### Task statement
Give the number of lines in the data that contain "text", and nothing more.
-- START Records for the task --
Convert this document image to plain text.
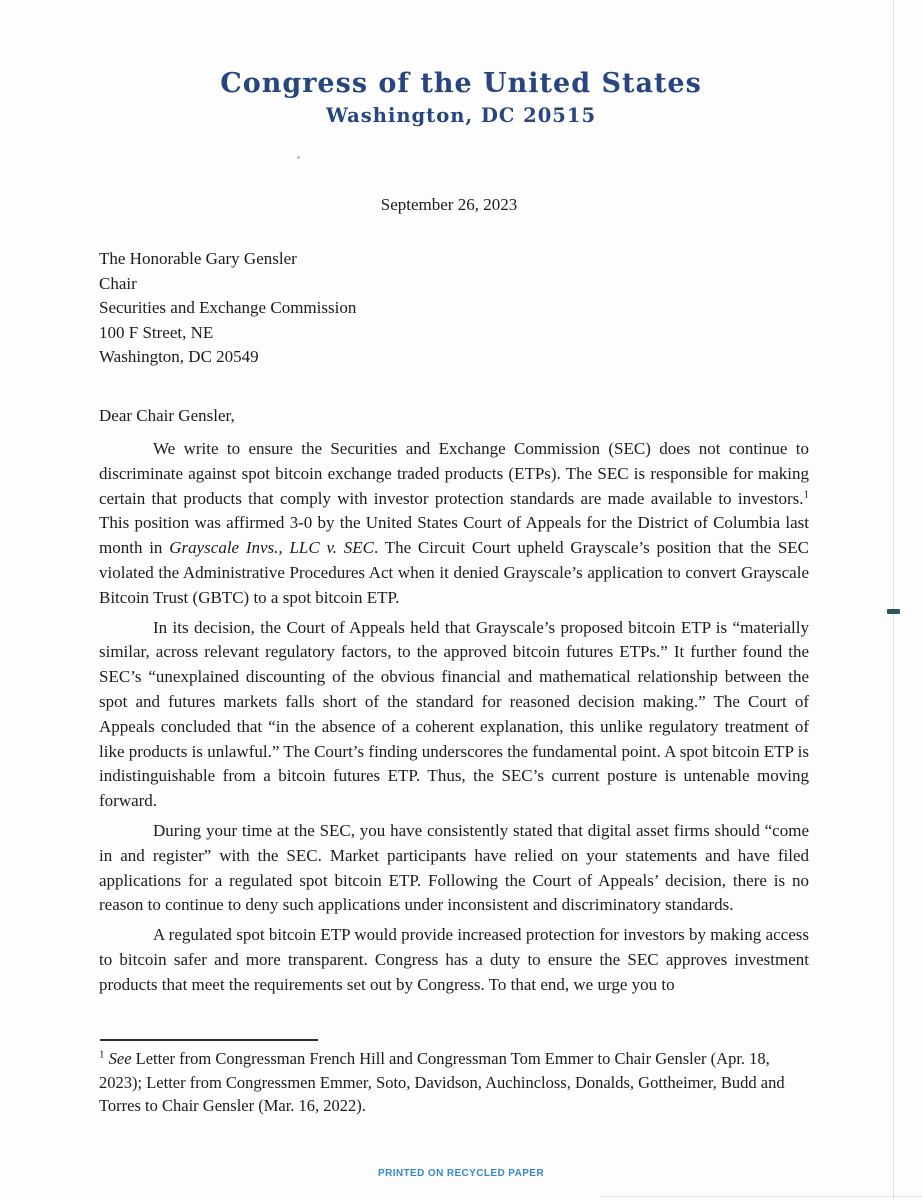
Congress of the United States
Washington, DC 20515
September 26, 2023
The Honorable Gary Gensler
Chair
Securities and Exchange Commission
100 F Street, NE
Washington, DC 20549
Dear Chair Gensler,

We write to ensure the Securities and Exchange Commission (SEC) does not continue to discriminate against spot bitcoin exchange traded products (ETPs). The SEC is responsible for making certain that products that comply with investor protection standards are made available to investors.$^1$ This position was affirmed 3-0 by the United States Court of Appeals for the District of Columbia last month in Grayscale Invs., LLC v. SEC. The Circuit Court upheld Grayscale’s position that the SEC violated the Administrative Procedures Act when it denied Grayscale’s application to convert Grayscale Bitcoin Trust (GBTC) to a spot bitcoin ETP.

In its decision, the Court of Appeals held that Grayscale’s proposed bitcoin ETP is “materially similar, across relevant regulatory factors, to the approved bitcoin futures ETPs.” It further found the SEC’s “unexplained discounting of the obvious financial and mathematical relationship between the spot and futures markets falls short of the standard for reasoned decision making.” The Court of Appeals concluded that “in the absence of a coherent explanation, this unlike regulatory treatment of like products is unlawful.” The Court’s finding underscores the fundamental point. A spot bitcoin ETP is indistinguishable from a bitcoin futures ETP. Thus, the SEC’s current posture is untenable moving forward.

During your time at the SEC, you have consistently stated that digital asset firms should “come in and register” with the SEC. Market participants have relied on your statements and have filed applications for a regulated spot bitcoin ETP. Following the Court of Appeals’ decision, there is no reason to continue to deny such applications under inconsistent and discriminatory standards.

A regulated spot bitcoin ETP would provide increased protection for investors by making access to bitcoin safer and more transparent. Congress has a duty to ensure the SEC approves investment products that meet the requirements set out by Congress. To that end, we urge you to

$^1$ See Letter from Congressman French Hill and Congressman Tom Emmer to Chair Gensler (Apr. 18, 2023); Letter from Congressmen Emmer, Soto, Davidson, Auchincloss, Donalds, Gottheimer, Budd and Torres to Chair Gensler (Mar. 16, 2022).
PRINTED ON RECYCLED PAPER
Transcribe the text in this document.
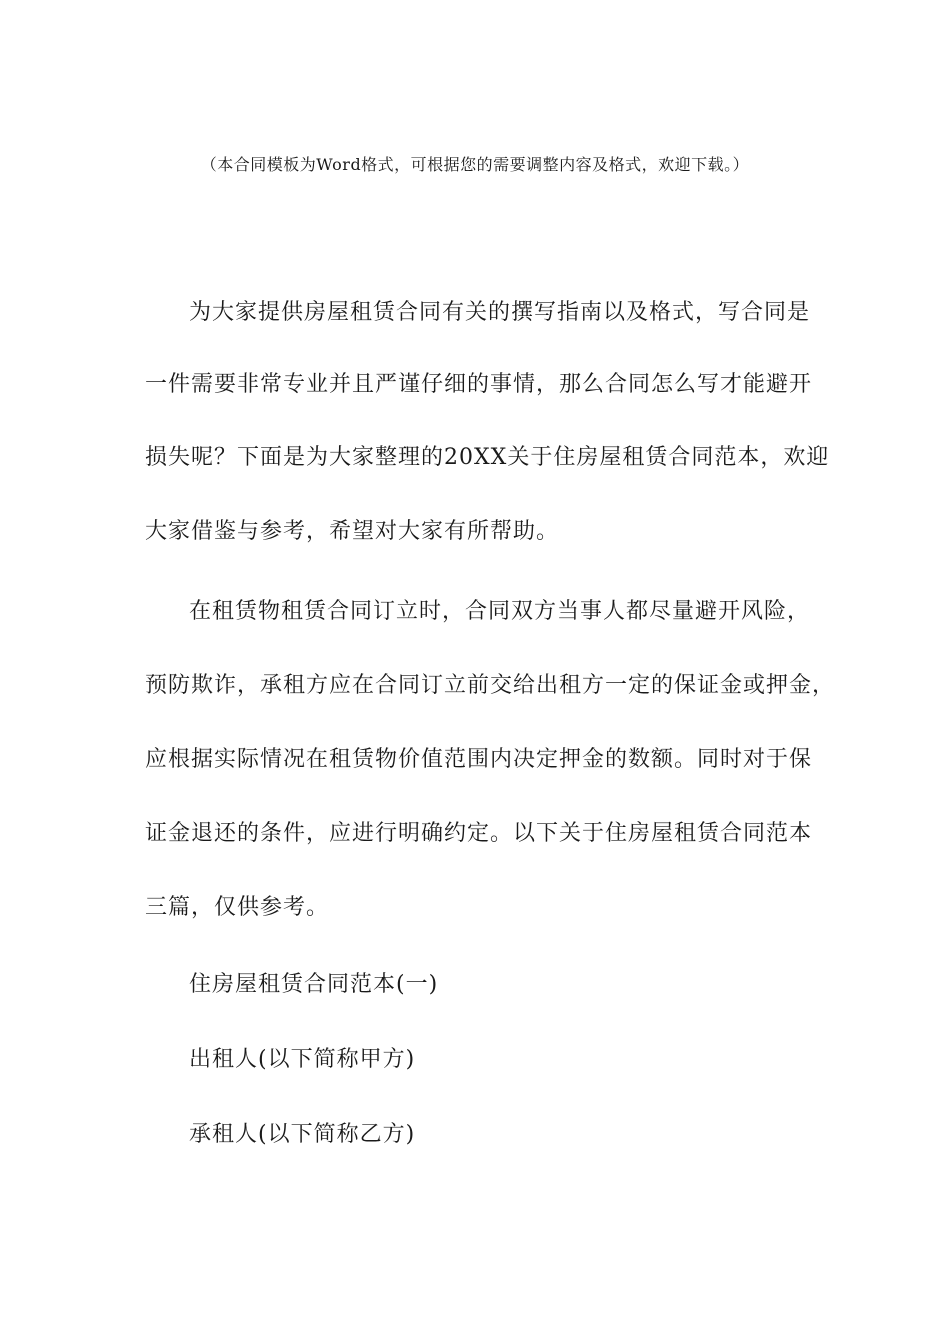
（本合同模板为Word格式，可根据您的需要调整内容及格式，欢迎下载。）
为大家提供房屋租赁合同有关的撰写指南以及格式，写合同是
一件需要非常专业并且严谨仔细的事情，那么合同怎么写才能避开
损失呢？下面是为大家整理的20XX关于住房屋租赁合同范本，欢迎
大家借鉴与参考，希望对大家有所帮助。
在租赁物租赁合同订立时，合同双方当事人都尽量避开风险，
预防欺诈，承租方应在合同订立前交给出租方一定的保证金或押金，
应根据实际情况在租赁物价值范围内决定押金的数额。同时对于保
证金退还的条件，应进行明确约定。以下关于住房屋租赁合同范本
三篇，仅供参考。
住房屋租赁合同范本(一)
出租人(以下简称甲方)
承租人(以下简称乙方)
-- END Records for the task --
### Finished task
2